— start Dataset entries —

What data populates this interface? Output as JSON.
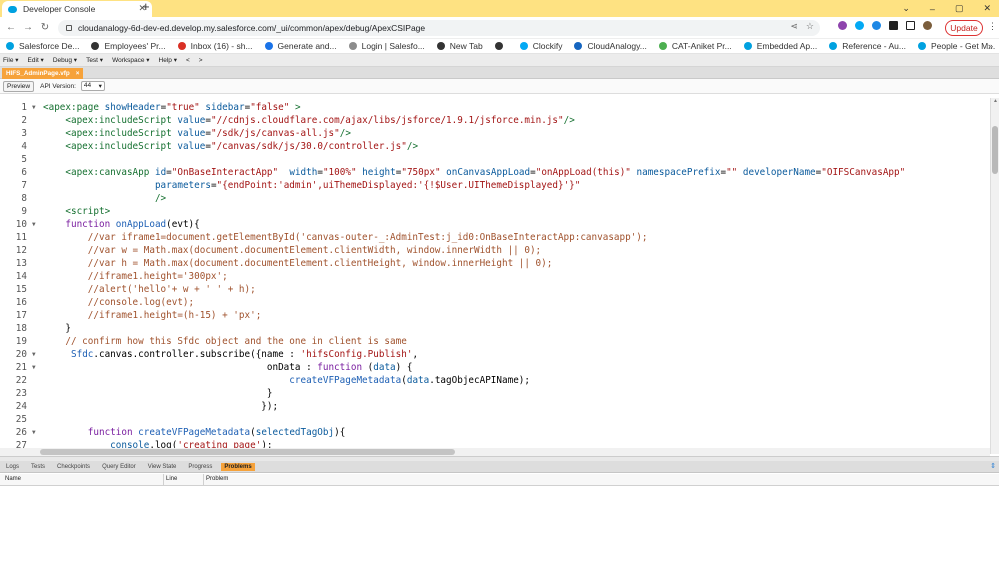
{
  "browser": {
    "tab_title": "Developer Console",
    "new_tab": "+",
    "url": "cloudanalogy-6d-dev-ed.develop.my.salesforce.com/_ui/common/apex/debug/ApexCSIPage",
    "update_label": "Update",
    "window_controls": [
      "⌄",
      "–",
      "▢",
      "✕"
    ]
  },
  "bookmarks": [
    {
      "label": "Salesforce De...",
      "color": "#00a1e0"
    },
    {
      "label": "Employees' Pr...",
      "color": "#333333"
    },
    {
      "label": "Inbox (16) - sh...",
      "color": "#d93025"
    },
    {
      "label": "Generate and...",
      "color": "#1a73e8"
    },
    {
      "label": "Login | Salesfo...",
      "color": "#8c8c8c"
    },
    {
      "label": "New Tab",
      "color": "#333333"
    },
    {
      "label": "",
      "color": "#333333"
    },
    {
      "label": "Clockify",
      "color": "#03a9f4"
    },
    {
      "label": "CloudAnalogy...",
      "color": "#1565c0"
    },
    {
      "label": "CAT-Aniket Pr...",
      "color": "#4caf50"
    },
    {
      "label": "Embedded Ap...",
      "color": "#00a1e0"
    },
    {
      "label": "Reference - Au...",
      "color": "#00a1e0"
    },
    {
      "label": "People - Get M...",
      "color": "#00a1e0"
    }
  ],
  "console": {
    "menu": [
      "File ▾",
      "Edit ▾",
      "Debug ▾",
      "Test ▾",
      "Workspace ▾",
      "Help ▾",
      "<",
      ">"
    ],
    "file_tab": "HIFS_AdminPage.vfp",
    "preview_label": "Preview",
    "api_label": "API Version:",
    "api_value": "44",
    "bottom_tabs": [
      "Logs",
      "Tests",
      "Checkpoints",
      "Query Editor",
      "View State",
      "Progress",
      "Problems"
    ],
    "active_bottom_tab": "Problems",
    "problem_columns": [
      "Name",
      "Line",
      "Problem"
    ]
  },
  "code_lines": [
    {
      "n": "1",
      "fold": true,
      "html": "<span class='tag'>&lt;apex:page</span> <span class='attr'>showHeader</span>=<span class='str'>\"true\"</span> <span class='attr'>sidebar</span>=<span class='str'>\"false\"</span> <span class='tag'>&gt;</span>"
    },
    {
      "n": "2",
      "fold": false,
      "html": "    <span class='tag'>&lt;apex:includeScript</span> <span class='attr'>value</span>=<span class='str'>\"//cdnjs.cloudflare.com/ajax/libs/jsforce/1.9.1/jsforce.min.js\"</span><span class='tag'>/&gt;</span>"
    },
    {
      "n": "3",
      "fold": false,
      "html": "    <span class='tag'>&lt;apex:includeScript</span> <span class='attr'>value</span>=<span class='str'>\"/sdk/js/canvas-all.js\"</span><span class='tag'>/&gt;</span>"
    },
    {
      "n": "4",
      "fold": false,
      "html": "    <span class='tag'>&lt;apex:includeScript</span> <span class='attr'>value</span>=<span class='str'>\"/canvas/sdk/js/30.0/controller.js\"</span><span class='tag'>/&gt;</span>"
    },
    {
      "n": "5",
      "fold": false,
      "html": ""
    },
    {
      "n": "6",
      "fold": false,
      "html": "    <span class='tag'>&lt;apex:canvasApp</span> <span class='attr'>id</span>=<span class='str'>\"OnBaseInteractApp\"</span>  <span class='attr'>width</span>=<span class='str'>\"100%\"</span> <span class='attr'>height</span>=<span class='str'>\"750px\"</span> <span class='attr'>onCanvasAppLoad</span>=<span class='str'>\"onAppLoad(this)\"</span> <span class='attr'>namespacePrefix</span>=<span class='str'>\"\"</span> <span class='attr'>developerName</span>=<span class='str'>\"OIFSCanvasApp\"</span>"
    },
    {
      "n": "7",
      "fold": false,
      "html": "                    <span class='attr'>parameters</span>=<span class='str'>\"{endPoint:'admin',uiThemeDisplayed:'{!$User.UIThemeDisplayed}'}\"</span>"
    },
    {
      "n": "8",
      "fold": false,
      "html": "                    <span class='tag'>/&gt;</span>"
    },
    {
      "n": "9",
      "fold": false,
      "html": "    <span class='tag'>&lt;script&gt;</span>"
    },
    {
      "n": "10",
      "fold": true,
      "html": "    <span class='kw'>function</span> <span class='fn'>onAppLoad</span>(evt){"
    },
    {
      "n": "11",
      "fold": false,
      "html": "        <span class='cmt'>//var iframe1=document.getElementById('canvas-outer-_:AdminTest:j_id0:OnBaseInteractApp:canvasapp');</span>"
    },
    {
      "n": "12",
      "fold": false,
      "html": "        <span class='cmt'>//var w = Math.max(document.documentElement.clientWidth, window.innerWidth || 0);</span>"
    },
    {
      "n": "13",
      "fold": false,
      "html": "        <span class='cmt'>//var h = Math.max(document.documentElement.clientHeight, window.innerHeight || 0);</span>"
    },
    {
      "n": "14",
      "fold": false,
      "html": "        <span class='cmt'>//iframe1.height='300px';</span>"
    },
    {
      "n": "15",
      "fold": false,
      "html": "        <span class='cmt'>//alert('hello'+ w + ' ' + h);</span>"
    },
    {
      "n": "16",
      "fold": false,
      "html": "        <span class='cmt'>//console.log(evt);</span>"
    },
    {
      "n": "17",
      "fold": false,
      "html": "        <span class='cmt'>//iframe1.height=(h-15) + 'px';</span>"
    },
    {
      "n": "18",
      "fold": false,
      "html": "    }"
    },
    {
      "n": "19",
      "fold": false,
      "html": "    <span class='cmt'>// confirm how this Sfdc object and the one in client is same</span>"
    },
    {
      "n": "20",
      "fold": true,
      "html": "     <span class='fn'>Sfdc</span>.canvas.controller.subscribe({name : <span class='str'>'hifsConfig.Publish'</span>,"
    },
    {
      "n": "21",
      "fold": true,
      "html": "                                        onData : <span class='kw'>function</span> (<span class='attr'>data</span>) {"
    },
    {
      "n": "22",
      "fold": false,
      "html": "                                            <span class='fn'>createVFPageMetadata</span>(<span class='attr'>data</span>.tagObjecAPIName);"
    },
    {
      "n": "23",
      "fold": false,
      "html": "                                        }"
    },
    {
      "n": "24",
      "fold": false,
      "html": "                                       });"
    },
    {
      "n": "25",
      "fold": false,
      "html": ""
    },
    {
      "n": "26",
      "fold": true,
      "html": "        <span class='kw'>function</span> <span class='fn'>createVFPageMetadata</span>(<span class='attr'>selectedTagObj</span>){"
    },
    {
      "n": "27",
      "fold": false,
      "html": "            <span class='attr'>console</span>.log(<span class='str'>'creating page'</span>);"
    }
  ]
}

— end Dataset entries —
— start Dataset entries —

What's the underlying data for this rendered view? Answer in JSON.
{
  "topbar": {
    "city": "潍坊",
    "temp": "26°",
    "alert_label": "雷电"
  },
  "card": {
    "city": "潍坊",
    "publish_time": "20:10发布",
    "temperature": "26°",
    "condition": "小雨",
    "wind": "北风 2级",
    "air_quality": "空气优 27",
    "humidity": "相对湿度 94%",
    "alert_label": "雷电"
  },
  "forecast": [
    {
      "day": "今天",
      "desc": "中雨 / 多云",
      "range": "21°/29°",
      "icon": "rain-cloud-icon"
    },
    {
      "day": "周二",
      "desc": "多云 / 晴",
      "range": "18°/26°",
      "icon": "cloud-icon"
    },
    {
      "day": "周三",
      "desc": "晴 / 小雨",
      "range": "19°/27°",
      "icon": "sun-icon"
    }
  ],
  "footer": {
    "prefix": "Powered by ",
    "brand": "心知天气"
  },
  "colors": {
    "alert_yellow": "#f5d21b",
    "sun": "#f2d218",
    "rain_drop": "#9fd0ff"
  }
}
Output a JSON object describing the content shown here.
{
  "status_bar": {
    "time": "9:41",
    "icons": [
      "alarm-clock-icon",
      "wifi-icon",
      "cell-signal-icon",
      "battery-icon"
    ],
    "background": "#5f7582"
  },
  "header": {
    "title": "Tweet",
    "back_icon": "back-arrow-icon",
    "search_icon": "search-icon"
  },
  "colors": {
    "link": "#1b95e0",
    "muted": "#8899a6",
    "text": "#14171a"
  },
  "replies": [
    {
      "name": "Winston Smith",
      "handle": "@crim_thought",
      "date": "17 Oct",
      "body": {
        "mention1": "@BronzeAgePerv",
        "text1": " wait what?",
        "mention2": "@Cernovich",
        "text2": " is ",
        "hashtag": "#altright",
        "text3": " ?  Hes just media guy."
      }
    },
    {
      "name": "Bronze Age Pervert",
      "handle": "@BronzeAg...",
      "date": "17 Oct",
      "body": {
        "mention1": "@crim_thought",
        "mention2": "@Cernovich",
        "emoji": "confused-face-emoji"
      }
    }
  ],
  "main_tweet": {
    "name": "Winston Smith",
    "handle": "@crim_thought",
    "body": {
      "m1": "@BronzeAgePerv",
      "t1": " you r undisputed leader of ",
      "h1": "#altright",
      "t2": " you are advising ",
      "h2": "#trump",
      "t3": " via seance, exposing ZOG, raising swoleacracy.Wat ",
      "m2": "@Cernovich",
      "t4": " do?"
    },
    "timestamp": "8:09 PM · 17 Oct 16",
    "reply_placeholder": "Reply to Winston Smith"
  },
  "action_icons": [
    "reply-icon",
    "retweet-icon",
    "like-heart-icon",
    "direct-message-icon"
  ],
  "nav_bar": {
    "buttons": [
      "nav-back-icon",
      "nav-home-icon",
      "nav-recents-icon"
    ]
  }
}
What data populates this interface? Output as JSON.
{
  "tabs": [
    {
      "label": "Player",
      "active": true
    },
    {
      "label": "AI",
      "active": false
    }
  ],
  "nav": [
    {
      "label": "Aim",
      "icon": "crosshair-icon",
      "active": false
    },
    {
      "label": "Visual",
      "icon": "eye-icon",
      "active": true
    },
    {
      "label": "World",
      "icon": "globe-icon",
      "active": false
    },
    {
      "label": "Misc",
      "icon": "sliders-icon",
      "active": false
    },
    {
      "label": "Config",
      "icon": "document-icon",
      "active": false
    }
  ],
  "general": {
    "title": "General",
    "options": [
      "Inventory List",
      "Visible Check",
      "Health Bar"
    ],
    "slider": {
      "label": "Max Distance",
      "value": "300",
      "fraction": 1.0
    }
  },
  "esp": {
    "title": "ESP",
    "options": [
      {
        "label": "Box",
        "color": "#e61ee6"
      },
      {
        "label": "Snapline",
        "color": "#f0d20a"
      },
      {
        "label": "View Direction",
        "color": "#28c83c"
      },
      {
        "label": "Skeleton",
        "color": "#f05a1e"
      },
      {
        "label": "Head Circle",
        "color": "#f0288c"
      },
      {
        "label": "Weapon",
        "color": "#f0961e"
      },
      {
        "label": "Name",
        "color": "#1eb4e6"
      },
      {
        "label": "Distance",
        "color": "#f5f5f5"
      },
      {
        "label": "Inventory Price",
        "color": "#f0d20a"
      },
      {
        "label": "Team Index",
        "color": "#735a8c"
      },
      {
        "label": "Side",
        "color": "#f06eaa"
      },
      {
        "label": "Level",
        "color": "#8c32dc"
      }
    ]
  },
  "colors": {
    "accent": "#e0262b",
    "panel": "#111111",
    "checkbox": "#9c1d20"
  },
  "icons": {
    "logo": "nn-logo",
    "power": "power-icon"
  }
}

— end Dataset entries —

Report only a number: how many lines in the material above contain the string "documentElement".

2